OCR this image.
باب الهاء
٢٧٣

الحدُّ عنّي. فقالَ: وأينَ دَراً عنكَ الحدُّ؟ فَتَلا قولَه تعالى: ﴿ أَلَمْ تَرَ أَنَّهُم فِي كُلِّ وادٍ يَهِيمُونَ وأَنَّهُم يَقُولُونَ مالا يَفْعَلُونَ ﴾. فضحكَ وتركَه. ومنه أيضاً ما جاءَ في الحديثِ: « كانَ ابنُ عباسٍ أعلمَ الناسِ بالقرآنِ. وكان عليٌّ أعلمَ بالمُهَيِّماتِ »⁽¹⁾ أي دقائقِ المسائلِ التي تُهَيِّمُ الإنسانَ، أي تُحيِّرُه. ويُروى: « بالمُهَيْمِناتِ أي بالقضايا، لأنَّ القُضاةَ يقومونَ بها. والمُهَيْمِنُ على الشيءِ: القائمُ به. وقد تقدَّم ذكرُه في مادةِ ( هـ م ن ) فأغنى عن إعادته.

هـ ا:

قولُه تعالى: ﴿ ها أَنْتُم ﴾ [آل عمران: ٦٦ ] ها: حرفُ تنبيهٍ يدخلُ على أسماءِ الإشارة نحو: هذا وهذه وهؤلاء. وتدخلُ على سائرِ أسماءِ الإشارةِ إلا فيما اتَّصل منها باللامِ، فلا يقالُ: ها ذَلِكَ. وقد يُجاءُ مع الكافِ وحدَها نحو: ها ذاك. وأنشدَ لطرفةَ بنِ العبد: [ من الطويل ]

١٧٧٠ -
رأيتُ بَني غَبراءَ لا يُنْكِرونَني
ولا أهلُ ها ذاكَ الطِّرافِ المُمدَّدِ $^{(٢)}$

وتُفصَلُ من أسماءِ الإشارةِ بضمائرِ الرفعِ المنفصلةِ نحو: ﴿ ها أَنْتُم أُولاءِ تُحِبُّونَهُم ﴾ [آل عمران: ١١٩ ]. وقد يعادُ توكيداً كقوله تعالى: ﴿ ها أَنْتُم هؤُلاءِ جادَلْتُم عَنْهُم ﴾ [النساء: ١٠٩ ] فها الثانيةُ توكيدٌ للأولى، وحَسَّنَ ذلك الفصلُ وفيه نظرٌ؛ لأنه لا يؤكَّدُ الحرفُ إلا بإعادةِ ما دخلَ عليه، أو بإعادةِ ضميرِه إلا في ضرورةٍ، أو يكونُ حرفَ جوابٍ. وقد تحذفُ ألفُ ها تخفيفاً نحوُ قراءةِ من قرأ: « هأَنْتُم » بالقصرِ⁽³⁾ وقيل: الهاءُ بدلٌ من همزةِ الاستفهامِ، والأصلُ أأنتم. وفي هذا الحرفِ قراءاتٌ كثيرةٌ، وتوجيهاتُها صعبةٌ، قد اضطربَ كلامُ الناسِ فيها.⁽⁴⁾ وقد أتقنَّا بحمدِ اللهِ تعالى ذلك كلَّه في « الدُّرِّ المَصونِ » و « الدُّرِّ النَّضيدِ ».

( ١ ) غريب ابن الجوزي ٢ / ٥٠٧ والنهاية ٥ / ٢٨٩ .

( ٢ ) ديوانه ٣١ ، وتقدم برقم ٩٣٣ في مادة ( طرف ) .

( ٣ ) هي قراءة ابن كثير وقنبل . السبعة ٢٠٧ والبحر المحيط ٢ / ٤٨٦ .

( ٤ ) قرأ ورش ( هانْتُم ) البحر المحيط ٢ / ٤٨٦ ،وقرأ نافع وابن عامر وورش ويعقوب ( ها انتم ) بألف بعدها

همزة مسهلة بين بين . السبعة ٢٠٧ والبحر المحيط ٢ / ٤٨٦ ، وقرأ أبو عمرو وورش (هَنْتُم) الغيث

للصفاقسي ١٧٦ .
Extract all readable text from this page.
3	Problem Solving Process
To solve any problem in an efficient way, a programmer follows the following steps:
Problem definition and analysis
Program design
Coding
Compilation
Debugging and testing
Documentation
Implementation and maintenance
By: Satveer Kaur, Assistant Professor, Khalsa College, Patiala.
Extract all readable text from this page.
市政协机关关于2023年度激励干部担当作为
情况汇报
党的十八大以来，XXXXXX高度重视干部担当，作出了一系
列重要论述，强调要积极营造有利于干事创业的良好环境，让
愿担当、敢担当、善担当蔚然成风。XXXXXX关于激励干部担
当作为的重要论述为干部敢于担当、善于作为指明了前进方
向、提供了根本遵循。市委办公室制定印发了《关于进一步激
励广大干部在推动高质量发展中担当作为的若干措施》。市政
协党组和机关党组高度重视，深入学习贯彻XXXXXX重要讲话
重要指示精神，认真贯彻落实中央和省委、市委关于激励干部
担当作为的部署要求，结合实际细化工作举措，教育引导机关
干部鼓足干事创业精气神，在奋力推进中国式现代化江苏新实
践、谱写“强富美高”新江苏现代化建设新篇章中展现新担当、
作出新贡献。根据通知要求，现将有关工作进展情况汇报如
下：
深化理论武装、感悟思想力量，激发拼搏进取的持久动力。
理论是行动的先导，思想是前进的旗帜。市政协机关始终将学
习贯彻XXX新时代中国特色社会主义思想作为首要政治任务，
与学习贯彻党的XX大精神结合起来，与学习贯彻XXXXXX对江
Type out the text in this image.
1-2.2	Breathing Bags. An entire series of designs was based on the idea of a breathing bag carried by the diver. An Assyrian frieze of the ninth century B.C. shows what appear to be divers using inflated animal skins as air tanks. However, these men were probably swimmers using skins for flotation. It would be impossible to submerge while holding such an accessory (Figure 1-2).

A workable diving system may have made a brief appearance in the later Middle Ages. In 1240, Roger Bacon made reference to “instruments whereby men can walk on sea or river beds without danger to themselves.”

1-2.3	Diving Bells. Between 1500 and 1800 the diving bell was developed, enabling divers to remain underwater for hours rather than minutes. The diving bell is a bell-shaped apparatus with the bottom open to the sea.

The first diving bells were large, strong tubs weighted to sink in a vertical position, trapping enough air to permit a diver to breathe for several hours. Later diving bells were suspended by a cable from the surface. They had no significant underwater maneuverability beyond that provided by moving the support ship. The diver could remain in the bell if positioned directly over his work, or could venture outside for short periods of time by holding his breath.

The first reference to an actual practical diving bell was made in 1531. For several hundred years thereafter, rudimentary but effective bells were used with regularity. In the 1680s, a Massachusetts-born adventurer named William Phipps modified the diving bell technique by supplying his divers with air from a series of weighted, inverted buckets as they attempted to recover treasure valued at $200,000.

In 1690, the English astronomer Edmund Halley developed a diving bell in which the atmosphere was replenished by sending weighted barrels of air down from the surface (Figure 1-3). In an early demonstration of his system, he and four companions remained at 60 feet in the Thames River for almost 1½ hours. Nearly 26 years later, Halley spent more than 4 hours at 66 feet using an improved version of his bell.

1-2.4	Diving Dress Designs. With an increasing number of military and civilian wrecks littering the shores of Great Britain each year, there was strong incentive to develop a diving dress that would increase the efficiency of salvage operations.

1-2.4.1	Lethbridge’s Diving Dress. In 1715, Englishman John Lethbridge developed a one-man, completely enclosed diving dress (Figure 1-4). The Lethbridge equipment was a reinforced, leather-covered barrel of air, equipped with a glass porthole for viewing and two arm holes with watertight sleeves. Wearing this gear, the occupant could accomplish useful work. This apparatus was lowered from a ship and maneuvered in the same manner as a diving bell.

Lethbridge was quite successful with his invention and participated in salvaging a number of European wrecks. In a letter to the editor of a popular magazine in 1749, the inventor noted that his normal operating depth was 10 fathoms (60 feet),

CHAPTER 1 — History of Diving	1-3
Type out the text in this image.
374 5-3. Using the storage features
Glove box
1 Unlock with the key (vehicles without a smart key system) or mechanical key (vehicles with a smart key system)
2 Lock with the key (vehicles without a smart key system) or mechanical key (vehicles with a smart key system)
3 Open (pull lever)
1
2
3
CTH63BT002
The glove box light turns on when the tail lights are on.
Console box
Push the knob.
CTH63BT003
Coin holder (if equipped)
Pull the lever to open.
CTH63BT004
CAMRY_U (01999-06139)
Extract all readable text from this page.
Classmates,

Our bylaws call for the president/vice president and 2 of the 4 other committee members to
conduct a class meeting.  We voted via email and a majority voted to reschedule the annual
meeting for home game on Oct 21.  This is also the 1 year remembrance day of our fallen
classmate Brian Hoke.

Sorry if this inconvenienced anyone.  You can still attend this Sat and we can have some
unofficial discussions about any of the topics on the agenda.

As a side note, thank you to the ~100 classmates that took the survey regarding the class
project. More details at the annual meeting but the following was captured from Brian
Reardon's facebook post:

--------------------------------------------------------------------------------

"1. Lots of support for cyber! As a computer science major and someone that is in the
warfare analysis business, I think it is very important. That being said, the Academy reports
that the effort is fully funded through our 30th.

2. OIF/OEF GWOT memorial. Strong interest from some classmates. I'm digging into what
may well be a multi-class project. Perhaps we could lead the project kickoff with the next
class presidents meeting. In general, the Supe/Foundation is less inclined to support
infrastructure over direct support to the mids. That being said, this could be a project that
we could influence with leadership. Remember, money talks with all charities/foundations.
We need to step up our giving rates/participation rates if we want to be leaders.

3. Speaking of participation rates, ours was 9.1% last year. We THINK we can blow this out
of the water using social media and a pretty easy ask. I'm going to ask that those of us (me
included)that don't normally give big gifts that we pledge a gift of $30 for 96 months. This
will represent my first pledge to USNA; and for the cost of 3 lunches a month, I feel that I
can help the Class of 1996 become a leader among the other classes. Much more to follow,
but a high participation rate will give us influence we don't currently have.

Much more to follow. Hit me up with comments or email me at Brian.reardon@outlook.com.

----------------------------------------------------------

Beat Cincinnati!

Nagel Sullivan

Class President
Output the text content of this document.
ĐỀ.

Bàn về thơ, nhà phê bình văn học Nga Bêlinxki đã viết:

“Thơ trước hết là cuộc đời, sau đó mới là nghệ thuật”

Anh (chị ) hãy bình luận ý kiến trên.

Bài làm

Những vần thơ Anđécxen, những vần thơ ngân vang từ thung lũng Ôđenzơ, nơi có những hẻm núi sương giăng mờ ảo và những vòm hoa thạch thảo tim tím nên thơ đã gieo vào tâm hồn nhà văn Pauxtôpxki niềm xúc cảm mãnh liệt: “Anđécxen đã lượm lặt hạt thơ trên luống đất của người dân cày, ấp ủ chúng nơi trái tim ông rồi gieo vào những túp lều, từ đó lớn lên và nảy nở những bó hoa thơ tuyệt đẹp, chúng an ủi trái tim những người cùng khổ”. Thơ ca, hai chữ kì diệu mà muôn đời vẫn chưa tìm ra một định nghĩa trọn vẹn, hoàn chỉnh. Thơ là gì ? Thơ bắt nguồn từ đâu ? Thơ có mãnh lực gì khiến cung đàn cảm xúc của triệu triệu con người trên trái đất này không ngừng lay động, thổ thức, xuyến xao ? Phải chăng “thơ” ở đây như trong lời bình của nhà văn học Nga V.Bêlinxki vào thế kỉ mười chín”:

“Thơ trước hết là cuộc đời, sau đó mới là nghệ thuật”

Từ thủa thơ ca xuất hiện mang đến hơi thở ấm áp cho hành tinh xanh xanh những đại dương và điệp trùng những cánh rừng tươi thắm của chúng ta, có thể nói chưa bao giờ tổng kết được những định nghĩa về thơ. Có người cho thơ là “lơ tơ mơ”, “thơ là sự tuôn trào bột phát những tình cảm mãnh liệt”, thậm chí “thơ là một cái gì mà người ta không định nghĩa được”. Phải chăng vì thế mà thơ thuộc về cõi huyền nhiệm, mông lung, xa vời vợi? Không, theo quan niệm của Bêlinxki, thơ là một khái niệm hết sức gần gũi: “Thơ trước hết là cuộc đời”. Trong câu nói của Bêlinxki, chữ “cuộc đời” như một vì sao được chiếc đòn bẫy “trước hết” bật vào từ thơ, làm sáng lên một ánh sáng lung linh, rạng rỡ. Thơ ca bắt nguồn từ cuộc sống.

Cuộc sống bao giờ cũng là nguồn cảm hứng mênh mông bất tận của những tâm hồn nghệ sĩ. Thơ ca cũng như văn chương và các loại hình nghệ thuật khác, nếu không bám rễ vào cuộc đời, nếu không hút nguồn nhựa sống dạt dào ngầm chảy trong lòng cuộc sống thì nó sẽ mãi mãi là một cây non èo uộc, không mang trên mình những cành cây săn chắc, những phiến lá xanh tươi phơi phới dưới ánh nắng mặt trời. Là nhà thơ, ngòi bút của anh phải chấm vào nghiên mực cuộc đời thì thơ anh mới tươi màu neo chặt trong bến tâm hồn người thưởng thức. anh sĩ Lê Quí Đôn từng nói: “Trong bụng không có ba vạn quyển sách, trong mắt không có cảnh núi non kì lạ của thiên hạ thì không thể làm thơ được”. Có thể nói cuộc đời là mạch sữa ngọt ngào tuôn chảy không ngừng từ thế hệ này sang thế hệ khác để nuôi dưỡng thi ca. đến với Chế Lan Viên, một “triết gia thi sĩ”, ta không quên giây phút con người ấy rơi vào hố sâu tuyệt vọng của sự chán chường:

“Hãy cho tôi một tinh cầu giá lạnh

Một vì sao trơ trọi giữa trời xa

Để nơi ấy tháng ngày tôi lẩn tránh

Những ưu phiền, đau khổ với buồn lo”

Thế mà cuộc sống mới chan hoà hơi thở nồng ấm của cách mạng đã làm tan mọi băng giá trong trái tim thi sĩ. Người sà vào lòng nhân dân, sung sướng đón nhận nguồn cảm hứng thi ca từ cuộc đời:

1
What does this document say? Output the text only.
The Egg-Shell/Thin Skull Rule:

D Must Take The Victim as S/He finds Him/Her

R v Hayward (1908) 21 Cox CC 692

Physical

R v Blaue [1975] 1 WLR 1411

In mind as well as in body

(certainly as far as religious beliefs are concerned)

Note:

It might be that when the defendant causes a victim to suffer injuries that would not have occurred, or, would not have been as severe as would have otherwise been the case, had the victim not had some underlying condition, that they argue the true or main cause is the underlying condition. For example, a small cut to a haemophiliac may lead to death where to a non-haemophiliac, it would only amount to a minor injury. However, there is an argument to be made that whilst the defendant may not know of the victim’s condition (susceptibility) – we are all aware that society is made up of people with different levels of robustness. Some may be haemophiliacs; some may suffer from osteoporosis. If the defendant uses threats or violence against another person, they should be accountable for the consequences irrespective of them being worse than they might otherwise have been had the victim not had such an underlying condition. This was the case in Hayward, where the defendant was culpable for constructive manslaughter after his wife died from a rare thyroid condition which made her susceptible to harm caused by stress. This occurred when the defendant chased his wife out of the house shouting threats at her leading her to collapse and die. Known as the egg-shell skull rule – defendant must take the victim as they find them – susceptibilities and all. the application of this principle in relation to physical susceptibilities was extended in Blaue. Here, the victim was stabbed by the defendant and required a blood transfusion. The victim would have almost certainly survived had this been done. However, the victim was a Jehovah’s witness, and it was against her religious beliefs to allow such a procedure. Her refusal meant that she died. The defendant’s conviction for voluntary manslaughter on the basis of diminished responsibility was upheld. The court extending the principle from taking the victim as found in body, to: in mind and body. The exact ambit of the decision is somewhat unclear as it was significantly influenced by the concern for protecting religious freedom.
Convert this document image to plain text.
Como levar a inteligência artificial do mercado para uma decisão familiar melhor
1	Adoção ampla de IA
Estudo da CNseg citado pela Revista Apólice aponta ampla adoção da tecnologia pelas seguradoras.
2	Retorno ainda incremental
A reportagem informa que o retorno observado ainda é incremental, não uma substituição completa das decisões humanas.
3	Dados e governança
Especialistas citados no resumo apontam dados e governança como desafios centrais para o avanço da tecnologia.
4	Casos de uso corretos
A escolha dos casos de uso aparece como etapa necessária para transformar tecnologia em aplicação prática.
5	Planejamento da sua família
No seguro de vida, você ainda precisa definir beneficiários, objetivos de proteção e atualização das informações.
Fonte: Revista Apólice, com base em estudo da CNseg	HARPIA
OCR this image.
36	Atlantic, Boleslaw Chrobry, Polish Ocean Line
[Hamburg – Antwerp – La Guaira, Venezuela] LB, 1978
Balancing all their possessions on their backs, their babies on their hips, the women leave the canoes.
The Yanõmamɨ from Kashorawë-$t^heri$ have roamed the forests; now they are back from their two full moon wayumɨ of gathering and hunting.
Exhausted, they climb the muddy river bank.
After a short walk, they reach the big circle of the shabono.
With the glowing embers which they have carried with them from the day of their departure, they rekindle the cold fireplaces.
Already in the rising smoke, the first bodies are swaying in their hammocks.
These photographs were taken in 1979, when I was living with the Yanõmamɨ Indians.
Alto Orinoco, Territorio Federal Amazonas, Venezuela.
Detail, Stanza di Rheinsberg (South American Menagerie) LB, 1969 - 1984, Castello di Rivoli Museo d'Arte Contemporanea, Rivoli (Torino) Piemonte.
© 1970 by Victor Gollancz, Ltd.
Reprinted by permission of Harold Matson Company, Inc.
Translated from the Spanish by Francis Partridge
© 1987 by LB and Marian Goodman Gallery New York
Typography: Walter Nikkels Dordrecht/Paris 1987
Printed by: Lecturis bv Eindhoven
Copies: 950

Your goal: How many lines in the records above hold the word "tecnologia"? Give only the number.

Complete answer: 3